The entire listing is to be repeated verbatim.

━━━ Data section

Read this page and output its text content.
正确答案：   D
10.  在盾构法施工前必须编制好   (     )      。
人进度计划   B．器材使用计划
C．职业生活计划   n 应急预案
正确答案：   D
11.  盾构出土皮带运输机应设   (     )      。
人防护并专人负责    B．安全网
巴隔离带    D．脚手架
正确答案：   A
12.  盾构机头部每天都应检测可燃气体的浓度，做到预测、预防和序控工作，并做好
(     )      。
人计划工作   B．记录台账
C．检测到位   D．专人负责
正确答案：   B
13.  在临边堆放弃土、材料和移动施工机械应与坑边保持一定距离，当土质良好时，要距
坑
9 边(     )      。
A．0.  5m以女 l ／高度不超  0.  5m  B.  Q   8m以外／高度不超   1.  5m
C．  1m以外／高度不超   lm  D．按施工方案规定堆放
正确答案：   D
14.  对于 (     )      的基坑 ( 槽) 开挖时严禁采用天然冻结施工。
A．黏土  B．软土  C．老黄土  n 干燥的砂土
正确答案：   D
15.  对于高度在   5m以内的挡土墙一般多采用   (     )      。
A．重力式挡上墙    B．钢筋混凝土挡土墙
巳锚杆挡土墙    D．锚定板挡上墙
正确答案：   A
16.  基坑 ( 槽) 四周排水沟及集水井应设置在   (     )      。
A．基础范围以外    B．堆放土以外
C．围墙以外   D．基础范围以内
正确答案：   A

━━━━━━

Correct result:
Read this page and output its text content.
正确答案：   D
10.  在盾构法施工前必须编制好   (     )      。
人进度计划   B．器材使用计划
C．职业生活计划   n 应急预案
正确答案：   D
11.  盾构出土皮带运输机应设   (     )      。
人防护并专人负责    B．安全网
巴隔离带    D．脚手架
正确答案：   A
12.  盾构机头部每天都应检测可燃气体的浓度，做到预测、预防和序控工作，并做好
(     )      。
人计划工作   B．记录台账
C．检测到位   D．专人负责
正确答案：   B
13.  在临边堆放弃土、材料和移动施工机械应与坑边保持一定距离，当土质良好时，要距
坑
9 边(     )      。
A．0.  5m以女 l ／高度不超  0.  5m  B.  Q   8m以外／高度不超   1.  5m
C．  1m以外／高度不超   lm  D．按施工方案规定堆放
正确答案：   D
14.  对于 (     )      的基坑 ( 槽) 开挖时严禁采用天然冻结施工。
A．黏土  B．软土  C．老黄土  n 干燥的砂土
正确答案：   D
15.  对于高度在   5m以内的挡土墙一般多采用   (     )      。
A．重力式挡上墙    B．钢筋混凝土挡土墙
巳锚杆挡土墙    D．锚定板挡上墙
正确答案：   A
16.  基坑 ( 槽) 四周排水沟及集水井应设置在   (     )      。
A．基础范围以外    B．堆放土以外
C．围墙以外   D．基础范围以内
正确答案：   A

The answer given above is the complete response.